• _Task statement_
In the entries below, find the lines with the word "text" and copy them.
———
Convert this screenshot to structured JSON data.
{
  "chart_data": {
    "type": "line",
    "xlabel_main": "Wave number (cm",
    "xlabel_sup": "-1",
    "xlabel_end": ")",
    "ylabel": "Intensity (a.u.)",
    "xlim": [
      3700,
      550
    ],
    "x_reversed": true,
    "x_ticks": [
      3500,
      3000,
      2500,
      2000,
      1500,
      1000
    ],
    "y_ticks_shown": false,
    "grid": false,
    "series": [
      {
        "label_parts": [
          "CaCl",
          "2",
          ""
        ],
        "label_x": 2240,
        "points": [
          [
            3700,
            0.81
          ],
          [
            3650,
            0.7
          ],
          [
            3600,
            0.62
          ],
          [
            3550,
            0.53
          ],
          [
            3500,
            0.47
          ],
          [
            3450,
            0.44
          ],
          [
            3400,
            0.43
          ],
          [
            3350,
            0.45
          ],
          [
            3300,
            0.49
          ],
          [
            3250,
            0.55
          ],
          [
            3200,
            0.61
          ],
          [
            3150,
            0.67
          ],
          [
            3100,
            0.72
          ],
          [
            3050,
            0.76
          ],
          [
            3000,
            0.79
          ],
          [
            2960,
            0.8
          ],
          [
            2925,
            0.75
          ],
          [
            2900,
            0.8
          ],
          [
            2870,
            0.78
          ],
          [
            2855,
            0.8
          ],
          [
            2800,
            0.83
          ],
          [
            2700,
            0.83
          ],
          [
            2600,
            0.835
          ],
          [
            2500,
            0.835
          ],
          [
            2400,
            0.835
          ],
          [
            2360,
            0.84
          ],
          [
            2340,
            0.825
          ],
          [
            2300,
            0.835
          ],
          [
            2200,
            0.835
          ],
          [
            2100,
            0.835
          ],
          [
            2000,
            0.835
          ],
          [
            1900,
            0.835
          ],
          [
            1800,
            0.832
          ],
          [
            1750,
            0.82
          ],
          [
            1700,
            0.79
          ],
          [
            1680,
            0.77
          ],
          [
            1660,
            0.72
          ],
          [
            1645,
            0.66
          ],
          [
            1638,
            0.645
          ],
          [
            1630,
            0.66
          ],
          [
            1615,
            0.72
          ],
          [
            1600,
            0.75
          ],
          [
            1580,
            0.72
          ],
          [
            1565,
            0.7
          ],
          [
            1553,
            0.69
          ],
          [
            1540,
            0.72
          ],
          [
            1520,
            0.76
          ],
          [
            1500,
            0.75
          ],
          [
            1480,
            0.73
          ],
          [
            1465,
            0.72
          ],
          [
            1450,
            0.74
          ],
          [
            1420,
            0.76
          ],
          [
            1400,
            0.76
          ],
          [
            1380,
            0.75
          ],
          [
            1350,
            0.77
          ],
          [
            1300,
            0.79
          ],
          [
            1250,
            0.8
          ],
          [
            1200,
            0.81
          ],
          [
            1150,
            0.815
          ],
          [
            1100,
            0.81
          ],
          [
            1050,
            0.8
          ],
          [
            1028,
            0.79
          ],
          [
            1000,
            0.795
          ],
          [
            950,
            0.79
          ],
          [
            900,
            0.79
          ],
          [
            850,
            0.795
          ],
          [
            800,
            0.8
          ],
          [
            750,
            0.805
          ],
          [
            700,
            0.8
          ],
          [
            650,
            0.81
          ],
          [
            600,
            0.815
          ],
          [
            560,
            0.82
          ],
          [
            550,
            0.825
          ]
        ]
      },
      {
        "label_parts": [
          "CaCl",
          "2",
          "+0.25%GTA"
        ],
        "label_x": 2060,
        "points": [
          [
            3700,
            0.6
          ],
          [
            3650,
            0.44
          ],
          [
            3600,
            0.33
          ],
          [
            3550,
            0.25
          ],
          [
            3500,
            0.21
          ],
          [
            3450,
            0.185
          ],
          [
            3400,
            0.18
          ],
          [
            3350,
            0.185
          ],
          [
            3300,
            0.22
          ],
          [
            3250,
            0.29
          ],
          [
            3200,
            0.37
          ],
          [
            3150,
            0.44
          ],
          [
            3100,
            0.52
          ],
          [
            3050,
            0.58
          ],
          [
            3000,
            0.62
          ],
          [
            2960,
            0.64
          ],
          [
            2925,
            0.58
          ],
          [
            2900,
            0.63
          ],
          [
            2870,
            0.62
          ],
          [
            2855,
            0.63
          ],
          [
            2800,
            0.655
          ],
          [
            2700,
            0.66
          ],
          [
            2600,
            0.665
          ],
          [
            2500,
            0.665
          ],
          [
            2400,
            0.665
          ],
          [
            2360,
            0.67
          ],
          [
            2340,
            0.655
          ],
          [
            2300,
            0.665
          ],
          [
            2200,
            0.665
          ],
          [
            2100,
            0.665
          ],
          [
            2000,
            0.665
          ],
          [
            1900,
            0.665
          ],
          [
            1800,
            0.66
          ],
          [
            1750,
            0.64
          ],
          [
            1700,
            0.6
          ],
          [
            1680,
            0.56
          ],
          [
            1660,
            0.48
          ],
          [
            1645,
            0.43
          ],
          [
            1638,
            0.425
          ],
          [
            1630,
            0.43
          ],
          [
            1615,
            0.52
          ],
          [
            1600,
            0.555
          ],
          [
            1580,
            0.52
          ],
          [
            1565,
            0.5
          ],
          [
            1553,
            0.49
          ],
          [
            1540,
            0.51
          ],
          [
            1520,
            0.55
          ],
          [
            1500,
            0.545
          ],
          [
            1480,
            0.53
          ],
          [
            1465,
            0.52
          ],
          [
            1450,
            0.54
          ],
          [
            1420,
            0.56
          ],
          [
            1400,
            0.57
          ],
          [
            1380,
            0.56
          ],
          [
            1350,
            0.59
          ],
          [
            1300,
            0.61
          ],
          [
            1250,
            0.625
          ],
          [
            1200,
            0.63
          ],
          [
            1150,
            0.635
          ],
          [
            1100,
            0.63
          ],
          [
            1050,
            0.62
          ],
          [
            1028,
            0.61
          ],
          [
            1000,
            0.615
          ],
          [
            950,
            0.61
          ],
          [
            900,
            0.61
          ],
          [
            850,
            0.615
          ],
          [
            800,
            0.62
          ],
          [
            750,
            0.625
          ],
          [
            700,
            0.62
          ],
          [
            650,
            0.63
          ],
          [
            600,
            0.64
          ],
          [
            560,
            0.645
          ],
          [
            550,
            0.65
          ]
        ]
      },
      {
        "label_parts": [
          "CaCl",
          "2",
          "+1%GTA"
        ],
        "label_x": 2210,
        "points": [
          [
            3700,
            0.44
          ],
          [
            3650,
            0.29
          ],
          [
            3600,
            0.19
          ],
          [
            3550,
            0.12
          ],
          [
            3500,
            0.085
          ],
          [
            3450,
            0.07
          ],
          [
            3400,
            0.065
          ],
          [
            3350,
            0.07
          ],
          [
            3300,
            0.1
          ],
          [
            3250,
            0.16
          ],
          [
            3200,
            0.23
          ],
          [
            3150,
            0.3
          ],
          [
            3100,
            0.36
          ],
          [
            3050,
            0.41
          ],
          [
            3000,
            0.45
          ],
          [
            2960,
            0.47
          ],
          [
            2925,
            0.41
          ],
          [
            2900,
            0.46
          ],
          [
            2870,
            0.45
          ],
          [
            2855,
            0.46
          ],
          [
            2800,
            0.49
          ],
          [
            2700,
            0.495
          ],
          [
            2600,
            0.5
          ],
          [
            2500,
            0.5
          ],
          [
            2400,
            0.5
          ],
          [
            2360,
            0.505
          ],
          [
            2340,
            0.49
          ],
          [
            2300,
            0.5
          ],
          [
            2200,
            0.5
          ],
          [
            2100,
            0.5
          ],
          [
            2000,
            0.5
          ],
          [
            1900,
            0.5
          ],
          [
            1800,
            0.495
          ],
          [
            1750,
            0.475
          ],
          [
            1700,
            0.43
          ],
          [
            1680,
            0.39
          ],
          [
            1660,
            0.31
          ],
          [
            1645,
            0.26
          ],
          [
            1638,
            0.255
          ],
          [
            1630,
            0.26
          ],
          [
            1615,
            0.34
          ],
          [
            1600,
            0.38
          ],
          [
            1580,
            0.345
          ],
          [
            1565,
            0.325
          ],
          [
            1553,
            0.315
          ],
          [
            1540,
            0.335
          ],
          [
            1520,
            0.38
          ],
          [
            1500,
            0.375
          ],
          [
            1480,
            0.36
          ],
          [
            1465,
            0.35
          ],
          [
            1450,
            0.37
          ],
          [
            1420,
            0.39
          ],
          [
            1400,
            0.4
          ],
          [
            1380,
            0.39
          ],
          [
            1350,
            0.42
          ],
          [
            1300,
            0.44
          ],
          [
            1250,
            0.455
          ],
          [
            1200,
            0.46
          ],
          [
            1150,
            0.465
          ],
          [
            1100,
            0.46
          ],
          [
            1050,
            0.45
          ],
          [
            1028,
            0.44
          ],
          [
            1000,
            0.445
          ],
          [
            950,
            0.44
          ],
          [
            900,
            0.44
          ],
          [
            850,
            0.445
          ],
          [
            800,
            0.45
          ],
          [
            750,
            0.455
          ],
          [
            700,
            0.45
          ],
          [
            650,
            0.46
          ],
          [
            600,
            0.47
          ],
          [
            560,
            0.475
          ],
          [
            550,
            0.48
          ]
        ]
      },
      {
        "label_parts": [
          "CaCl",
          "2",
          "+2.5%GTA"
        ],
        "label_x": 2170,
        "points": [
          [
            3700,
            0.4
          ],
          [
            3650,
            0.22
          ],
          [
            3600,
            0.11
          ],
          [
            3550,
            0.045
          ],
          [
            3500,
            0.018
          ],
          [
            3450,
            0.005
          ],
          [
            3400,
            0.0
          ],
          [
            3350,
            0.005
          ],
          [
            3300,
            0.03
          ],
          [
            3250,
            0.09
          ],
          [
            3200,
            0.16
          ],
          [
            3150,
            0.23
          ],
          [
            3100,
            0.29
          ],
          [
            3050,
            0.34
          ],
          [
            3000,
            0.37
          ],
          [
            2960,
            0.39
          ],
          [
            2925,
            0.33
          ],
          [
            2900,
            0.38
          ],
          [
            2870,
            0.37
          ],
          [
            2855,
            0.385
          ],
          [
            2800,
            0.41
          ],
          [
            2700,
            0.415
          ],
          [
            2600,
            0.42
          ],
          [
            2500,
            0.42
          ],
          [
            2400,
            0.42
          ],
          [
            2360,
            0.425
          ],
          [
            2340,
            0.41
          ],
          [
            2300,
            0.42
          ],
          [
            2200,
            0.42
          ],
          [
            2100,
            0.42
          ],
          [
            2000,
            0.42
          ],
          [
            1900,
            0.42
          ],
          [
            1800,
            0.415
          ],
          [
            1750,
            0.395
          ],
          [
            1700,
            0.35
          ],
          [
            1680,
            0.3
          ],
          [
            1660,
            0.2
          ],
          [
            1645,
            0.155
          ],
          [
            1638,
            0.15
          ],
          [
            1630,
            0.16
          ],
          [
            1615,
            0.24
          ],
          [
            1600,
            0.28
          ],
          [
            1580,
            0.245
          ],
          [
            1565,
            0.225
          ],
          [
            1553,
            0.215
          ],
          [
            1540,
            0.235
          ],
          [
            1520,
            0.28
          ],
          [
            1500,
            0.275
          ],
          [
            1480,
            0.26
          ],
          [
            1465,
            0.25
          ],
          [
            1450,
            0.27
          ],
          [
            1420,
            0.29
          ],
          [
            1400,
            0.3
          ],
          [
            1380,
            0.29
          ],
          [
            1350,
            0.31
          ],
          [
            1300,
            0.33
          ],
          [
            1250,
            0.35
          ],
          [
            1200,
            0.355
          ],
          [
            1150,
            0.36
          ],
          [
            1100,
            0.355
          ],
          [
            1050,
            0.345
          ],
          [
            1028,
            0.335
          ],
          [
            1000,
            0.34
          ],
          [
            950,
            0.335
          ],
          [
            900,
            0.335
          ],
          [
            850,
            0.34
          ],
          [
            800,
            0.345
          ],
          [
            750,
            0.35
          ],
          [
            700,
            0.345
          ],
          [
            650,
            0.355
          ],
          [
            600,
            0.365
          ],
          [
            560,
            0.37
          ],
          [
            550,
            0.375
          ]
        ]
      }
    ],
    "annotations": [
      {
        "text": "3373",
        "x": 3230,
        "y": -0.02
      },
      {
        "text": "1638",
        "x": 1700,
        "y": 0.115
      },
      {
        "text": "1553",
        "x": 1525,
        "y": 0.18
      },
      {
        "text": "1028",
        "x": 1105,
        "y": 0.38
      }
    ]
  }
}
———
• _Output_
        "text": "3373",
        "text": "1638",
        "text": "1553",
        "text": "1028",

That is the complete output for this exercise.